Identify the lines that contain the string "Temperature" and copy all of them.

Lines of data
------------------------------------
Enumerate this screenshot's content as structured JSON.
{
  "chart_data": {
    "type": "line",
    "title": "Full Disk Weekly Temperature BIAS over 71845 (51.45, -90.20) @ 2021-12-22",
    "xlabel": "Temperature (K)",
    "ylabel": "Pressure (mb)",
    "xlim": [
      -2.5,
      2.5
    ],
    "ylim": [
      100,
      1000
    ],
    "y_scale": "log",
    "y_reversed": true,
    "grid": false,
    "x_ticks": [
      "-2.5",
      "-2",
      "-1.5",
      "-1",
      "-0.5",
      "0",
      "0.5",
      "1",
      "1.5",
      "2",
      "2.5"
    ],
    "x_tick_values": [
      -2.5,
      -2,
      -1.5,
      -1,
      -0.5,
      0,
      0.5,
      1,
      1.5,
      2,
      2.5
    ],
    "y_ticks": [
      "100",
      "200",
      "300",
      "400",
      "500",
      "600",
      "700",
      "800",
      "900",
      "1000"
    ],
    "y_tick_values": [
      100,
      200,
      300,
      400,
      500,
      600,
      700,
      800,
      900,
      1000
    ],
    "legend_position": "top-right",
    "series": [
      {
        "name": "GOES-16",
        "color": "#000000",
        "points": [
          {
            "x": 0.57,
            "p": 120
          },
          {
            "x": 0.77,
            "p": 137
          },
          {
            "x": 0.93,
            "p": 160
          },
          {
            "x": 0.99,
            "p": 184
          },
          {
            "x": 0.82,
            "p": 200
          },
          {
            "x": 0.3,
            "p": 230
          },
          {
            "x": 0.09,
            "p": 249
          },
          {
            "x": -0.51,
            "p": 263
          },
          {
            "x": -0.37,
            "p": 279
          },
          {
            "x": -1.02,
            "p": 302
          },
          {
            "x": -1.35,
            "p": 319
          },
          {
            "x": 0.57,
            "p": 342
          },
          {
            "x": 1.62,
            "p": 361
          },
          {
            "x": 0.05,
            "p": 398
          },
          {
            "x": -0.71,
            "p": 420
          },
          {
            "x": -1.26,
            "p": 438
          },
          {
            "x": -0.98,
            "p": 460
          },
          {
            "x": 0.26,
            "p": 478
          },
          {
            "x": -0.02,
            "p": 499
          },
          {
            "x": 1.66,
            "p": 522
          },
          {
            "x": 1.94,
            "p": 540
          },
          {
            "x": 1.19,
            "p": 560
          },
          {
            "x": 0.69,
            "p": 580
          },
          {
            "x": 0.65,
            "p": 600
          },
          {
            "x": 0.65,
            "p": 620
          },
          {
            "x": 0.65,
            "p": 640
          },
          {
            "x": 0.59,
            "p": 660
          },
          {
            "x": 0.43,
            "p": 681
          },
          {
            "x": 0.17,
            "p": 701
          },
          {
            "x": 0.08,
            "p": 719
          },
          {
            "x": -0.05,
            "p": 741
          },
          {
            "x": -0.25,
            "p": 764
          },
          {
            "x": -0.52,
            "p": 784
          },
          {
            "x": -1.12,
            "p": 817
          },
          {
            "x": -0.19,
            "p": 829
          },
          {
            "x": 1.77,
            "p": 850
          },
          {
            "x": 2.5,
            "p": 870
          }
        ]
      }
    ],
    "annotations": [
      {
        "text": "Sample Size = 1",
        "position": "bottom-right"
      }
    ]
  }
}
------------------------------------
§ EXPECTED ANSWER
    "title": "Full Disk Weekly Temperature BIAS over 71845 (51.45, -90.20) @ 2021-12-22",
    "xlabel": "Temperature (K)",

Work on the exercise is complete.